## Records for processing
* * * * * * *

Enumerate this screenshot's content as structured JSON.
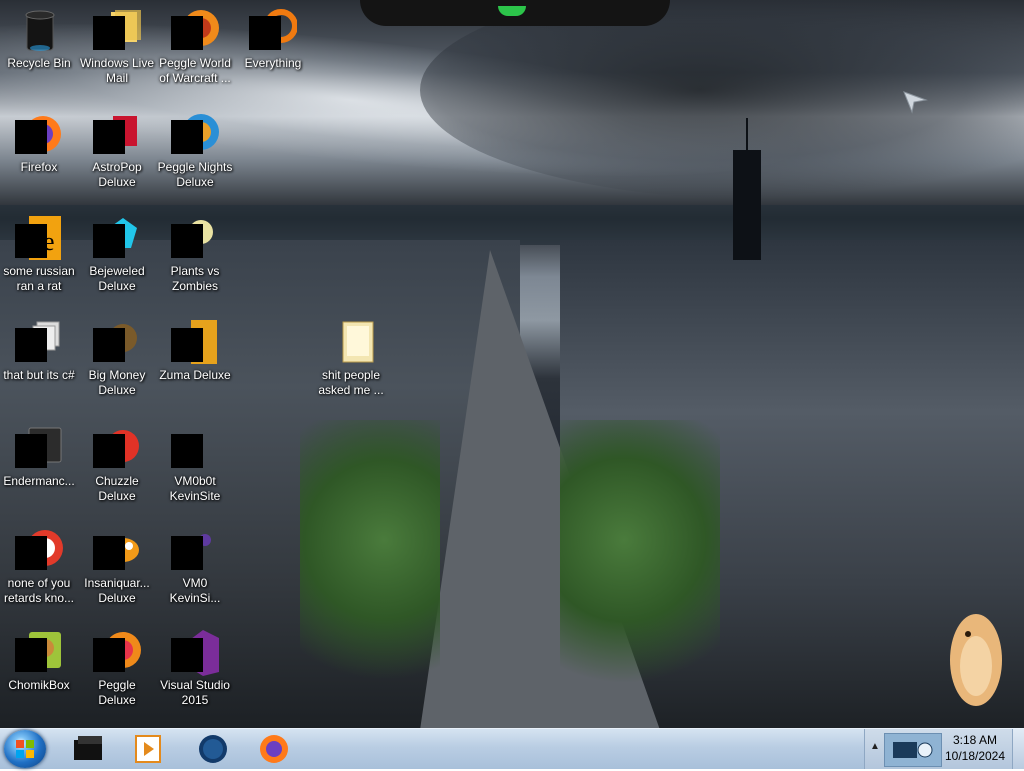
{
  "desktop": {
    "icons": [
      {
        "label": "Recycle Bin",
        "icon": "recycle-bin-icon"
      },
      {
        "label": "Windows Live Mail",
        "icon": "windows-live-mail-icon"
      },
      {
        "label": "Peggle World of Warcraft ...",
        "icon": "peggle-wow-icon"
      },
      {
        "label": "Everything",
        "icon": "everything-search-icon"
      },
      {
        "label": "Firefox",
        "icon": "firefox-icon"
      },
      {
        "label": "AstroPop Deluxe",
        "icon": "astropop-icon"
      },
      {
        "label": "Peggle Nights Deluxe",
        "icon": "peggle-nights-icon"
      },
      {
        "label": "some russian ran a rat",
        "icon": "file-icon"
      },
      {
        "label": "Bejeweled Deluxe",
        "icon": "bejeweled-icon"
      },
      {
        "label": "Plants vs Zombies",
        "icon": "plants-vs-zombies-icon"
      },
      {
        "label": "that but its c#",
        "icon": "file-stack-icon"
      },
      {
        "label": "Big Money Deluxe",
        "icon": "big-money-icon"
      },
      {
        "label": "Zuma Deluxe",
        "icon": "zuma-icon"
      },
      {
        "label": "shit people asked me ...",
        "icon": "folder-icon"
      },
      {
        "label": "Endermanc...",
        "icon": "app-window-icon"
      },
      {
        "label": "Chuzzle Deluxe",
        "icon": "chuzzle-icon"
      },
      {
        "label": "VM0b0t KevinSite",
        "icon": "shortcut-icon"
      },
      {
        "label": "none of you retards kno...",
        "icon": "file-red-icon"
      },
      {
        "label": "Insaniquar... Deluxe",
        "icon": "insaniquarium-icon"
      },
      {
        "label": "VM0 KevinSi...",
        "icon": "shortcut-icon"
      },
      {
        "label": "ChomikBox",
        "icon": "chomikbox-icon"
      },
      {
        "label": "Peggle Deluxe",
        "icon": "peggle-icon"
      },
      {
        "label": "Visual Studio 2015",
        "icon": "visual-studio-icon"
      }
    ]
  },
  "taskbar": {
    "pinned": [
      {
        "name": "black-box-app",
        "icon": "black-box-icon"
      },
      {
        "name": "media-player",
        "icon": "media-player-icon"
      },
      {
        "name": "globe-app",
        "icon": "globe-icon"
      },
      {
        "name": "firefox",
        "icon": "firefox-icon"
      }
    ],
    "clock": {
      "time": "3:18 AM",
      "date": "10/18/2024"
    }
  },
  "colors": {
    "taskbar": "#b9cde3",
    "label_text": "#ffffff",
    "start_orb": "#1f6fc4"
  }
}
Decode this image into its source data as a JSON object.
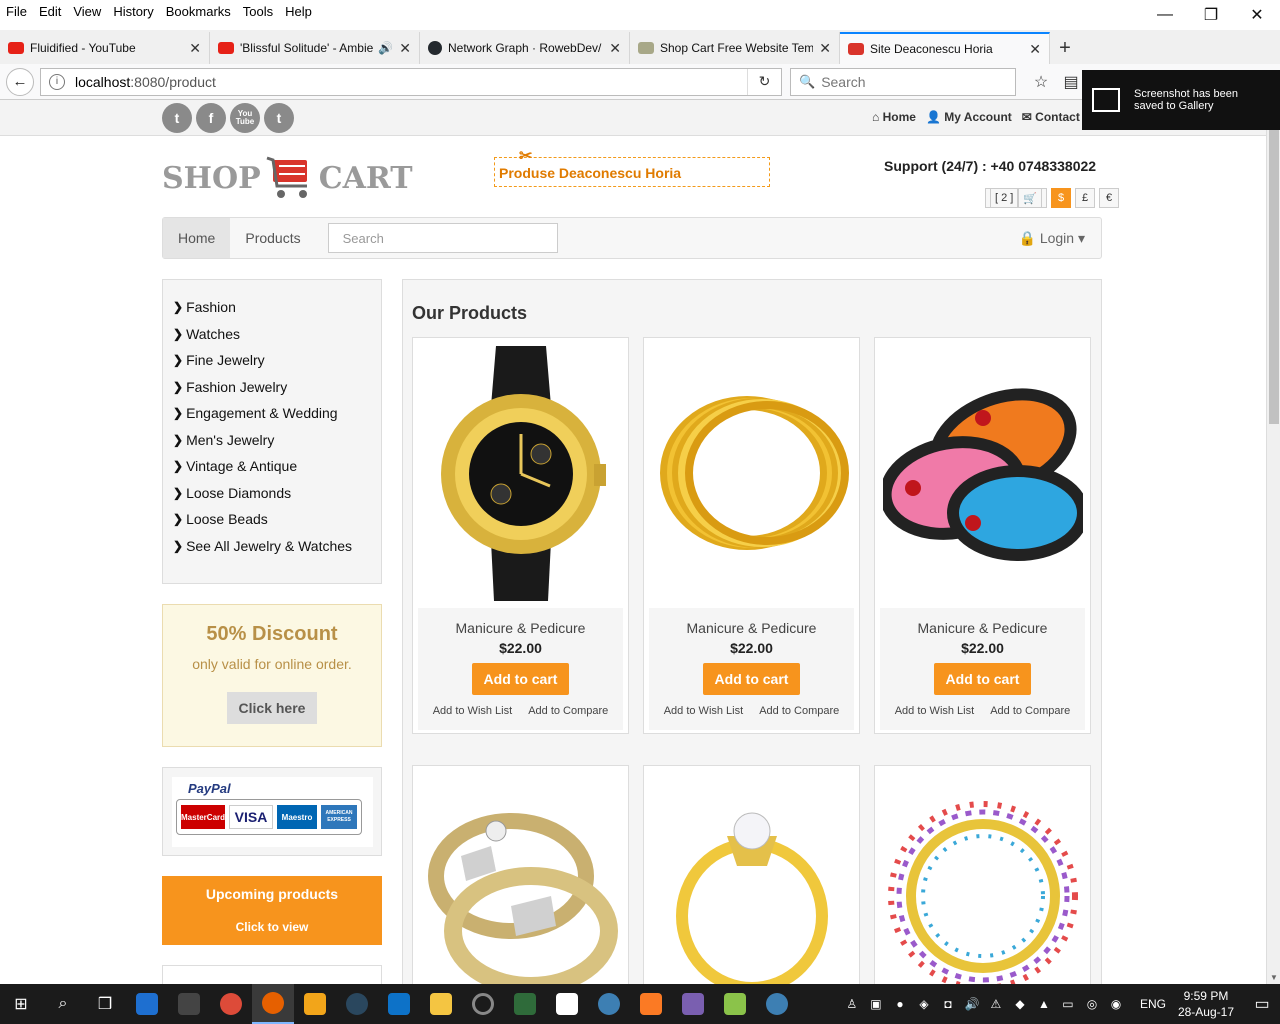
{
  "browser": {
    "menu": [
      "File",
      "Edit",
      "View",
      "History",
      "Bookmarks",
      "Tools",
      "Help"
    ],
    "window_controls": {
      "minimize": "—",
      "restore": "❐",
      "close": "✕"
    },
    "tabs": [
      {
        "label": "Fluidified - YouTube",
        "icon_color": "#e62117",
        "active": false
      },
      {
        "label": "'Blissful Solitude' - Ambie",
        "icon_color": "#e62117",
        "active": false
      },
      {
        "label": "Network Graph · RowebDev/",
        "icon_color": "#24292e",
        "active": false
      },
      {
        "label": "Shop Cart Free Website Tem",
        "icon_color": "#8a8a6a",
        "active": false
      },
      {
        "label": "Site Deaconescu Horia",
        "icon_color": "#d9342b",
        "active": true
      }
    ],
    "new_tab": "+",
    "url_host": "localhost",
    "url_path": ":8080/product",
    "search_placeholder": "Search",
    "toast": "Screenshot has been saved to Gallery"
  },
  "site": {
    "social": [
      "t",
      "f",
      "You Tube",
      "t"
    ],
    "top_links": [
      "Home",
      "My Account",
      "Contact"
    ],
    "logo_left": "SHOP",
    "logo_right": "CART",
    "promo_text": "Produse Deaconescu Horia",
    "support": "Support (24/7) : +40 0748338022",
    "cart_count": "[ 2 ]",
    "currencies": [
      "$",
      "£",
      "€"
    ],
    "active_currency": "$",
    "nav": {
      "home": "Home",
      "products": "Products",
      "search_placeholder": "Search",
      "login": "Login"
    },
    "categories": [
      "Fashion",
      "Watches",
      "Fine Jewelry",
      "Fashion Jewelry",
      "Engagement & Wedding",
      "Men's Jewelry",
      "Vintage & Antique",
      "Loose Diamonds",
      "Loose Beads",
      "See All Jewelry & Watches"
    ],
    "discount": {
      "title": "50% Discount",
      "subtitle": "only valid for online order.",
      "button": "Click here"
    },
    "payment": {
      "paypal": "PayPal",
      "cards": [
        "MasterCard",
        "VISA",
        "Maestro",
        "AMERICAN EXPRESS"
      ]
    },
    "upcoming": {
      "title": "Upcoming products",
      "subtitle": "Click to view"
    },
    "products_title": "Our Products",
    "products": [
      {
        "name": "Manicure & Pedicure",
        "price": "$22.00",
        "add": "Add to cart",
        "wish": "Add to Wish List",
        "compare": "Add to Compare",
        "image": "gold-watch"
      },
      {
        "name": "Manicure & Pedicure",
        "price": "$22.00",
        "add": "Add to cart",
        "wish": "Add to Wish List",
        "compare": "Add to Compare",
        "image": "gold-bangles"
      },
      {
        "name": "Manicure & Pedicure",
        "price": "$22.00",
        "add": "Add to cart",
        "wish": "Add to Wish List",
        "compare": "Add to Compare",
        "image": "medical-wristbands"
      },
      {
        "name": "",
        "price": "",
        "add": "",
        "wish": "",
        "compare": "",
        "image": "wedding-rings"
      },
      {
        "name": "",
        "price": "",
        "add": "",
        "wish": "",
        "compare": "",
        "image": "diamond-ring"
      },
      {
        "name": "",
        "price": "",
        "add": "",
        "wish": "",
        "compare": "",
        "image": "beaded-necklace"
      }
    ]
  },
  "taskbar": {
    "language": "ENG",
    "time": "9:59 PM",
    "date": "28-Aug-17"
  }
}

* * * * * * *

## Set problem
Copy out every line of the material above exactly, skipping the pictures.

## Exercise output
Enumerate this screenshot's content as structured JSON.
{
  "desktop": {
    "icons": [
      {
        "label": "Recycle Bin",
        "icon": "recycle-bin-icon"
      },
      {
        "label": "Windows Live Mail",
        "icon": "windows-live-mail-icon"
      },
      {
        "label": "Peggle World of Warcraft ...",
        "icon": "peggle-wow-icon"
      },
      {
        "label": "Everything",
        "icon": "everything-search-icon"
      },
      {
        "label": "Firefox",
        "icon": "firefox-icon"
      },
      {
        "label": "AstroPop Deluxe",
        "icon": "astropop-icon"
      },
      {
        "label": "Peggle Nights Deluxe",
        "icon": "peggle-nights-icon"
      },
      {
        "label": "some russian ran a rat",
        "icon": "file-icon"
      },
      {
        "label": "Bejeweled Deluxe",
        "icon": "bejeweled-icon"
      },
      {
        "label": "Plants vs Zombies",
        "icon": "plants-vs-zombies-icon"
      },
      {
        "label": "that but its c#",
        "icon": "file-stack-icon"
      },
      {
        "label": "Big Money Deluxe",
        "icon": "big-money-icon"
      },
      {
        "label": "Zuma Deluxe",
        "icon": "zuma-icon"
      },
      {
        "label": "shit people asked me ...",
        "icon": "folder-icon"
      },
      {
        "label": "Endermanc...",
        "icon": "app-window-icon"
      },
      {
        "label": "Chuzzle Deluxe",
        "icon": "chuzzle-icon"
      },
      {
        "label": "VM0b0t KevinSite",
        "icon": "shortcut-icon"
      },
      {
        "label": "none of you retards kno...",
        "icon": "file-red-icon"
      },
      {
        "label": "Insaniquar... Deluxe",
        "icon": "insaniquarium-icon"
      },
      {
        "label": "VM0 KevinSi...",
        "icon": "shortcut-icon"
      },
      {
        "label": "ChomikBox",
        "icon": "chomikbox-icon"
      },
      {
        "label": "Peggle Deluxe",
        "icon": "peggle-icon"
      },
      {
        "label": "Visual Studio 2015",
        "icon": "visual-studio-icon"
      }
    ]
  },
  "taskbar": {
    "pinned": [
      {
        "name": "black-box-app",
        "icon": "black-box-icon"
      },
      {
        "name": "media-player",
        "icon": "media-player-icon"
      },
      {
        "name": "globe-app",
        "icon": "globe-icon"
      },
      {
        "name": "firefox",
        "icon": "firefox-icon"
      }
    ],
    "clock": {
      "time": "3:18 AM",
      "date": "10/18/2024"
    }
  },
  "colors": {
    "taskbar": "#b9cde3",
    "label_text": "#ffffff",
    "start_orb": "#1f6fc4"
  }
}
Decode this image into its source data as a JSON object.
{
  "browser": {
    "menu": [
      "File",
      "Edit",
      "View",
      "History",
      "Bookmarks",
      "Tools",
      "Help"
    ],
    "window_controls": {
      "minimize": "—",
      "restore": "❐",
      "close": "✕"
    },
    "tabs": [
      {
        "label": "Fluidified - YouTube",
        "icon_color": "#e62117",
        "active": false
      },
      {
        "label": "'Blissful Solitude' - Ambie",
        "icon_color": "#e62117",
        "active": false
      },
      {
        "label": "Network Graph · RowebDev/",
        "icon_color": "#24292e",
        "active": false
      },
      {
        "label": "Shop Cart Free Website Tem",
        "icon_color": "#8a8a6a",
        "active": false
      },
      {
        "label": "Site Deaconescu Horia",
        "icon_color": "#d9342b",
        "active": true
      }
    ],
    "new_tab": "+",
    "url_host": "localhost",
    "url_path": ":8080/product",
    "search_placeholder": "Search",
    "toast": "Screenshot has been saved to Gallery"
  },
  "site": {
    "social": [
      "t",
      "f",
      "You Tube",
      "t"
    ],
    "top_links": [
      "Home",
      "My Account",
      "Contact"
    ],
    "logo_left": "SHOP",
    "logo_right": "CART",
    "promo_text": "Produse Deaconescu Horia",
    "support": "Support (24/7) : +40 0748338022",
    "cart_count": "[ 2 ]",
    "currencies": [
      "$",
      "£",
      "€"
    ],
    "active_currency": "$",
    "nav": {
      "home": "Home",
      "products": "Products",
      "search_placeholder": "Search",
      "login": "Login"
    },
    "categories": [
      "Fashion",
      "Watches",
      "Fine Jewelry",
      "Fashion Jewelry",
      "Engagement & Wedding",
      "Men's Jewelry",
      "Vintage & Antique",
      "Loose Diamonds",
      "Loose Beads",
      "See All Jewelry & Watches"
    ],
    "discount": {
      "title": "50% Discount",
      "subtitle": "only valid for online order.",
      "button": "Click here"
    },
    "payment": {
      "paypal": "PayPal",
      "cards": [
        "MasterCard",
        "VISA",
        "Maestro",
        "AMERICAN EXPRESS"
      ]
    },
    "upcoming": {
      "title": "Upcoming products",
      "subtitle": "Click to view"
    },
    "products_title": "Our Products",
    "products": [
      {
        "name": "Manicure & Pedicure",
        "price": "$22.00",
        "add": "Add to cart",
        "wish": "Add to Wish List",
        "compare": "Add to Compare",
        "image": "gold-watch"
      },
      {
        "name": "Manicure & Pedicure",
        "price": "$22.00",
        "add": "Add to cart",
        "wish": "Add to Wish List",
        "compare": "Add to Compare",
        "image": "gold-bangles"
      },
      {
        "name": "Manicure & Pedicure",
        "price": "$22.00",
        "add": "Add to cart",
        "wish": "Add to Wish List",
        "compare": "Add to Compare",
        "image": "medical-wristbands"
      },
      {
        "name": "",
        "price": "",
        "add": "",
        "wish": "",
        "compare": "",
        "image": "wedding-rings"
      },
      {
        "name": "",
        "price": "",
        "add": "",
        "wish": "",
        "compare": "",
        "image": "diamond-ring"
      },
      {
        "name": "",
        "price": "",
        "add": "",
        "wish": "",
        "compare": "",
        "image": "beaded-necklace"
      }
    ]
  },
  "taskbar": {
    "language": "ENG",
    "time": "9:59 PM",
    "date": "28-Aug-17"
  }
}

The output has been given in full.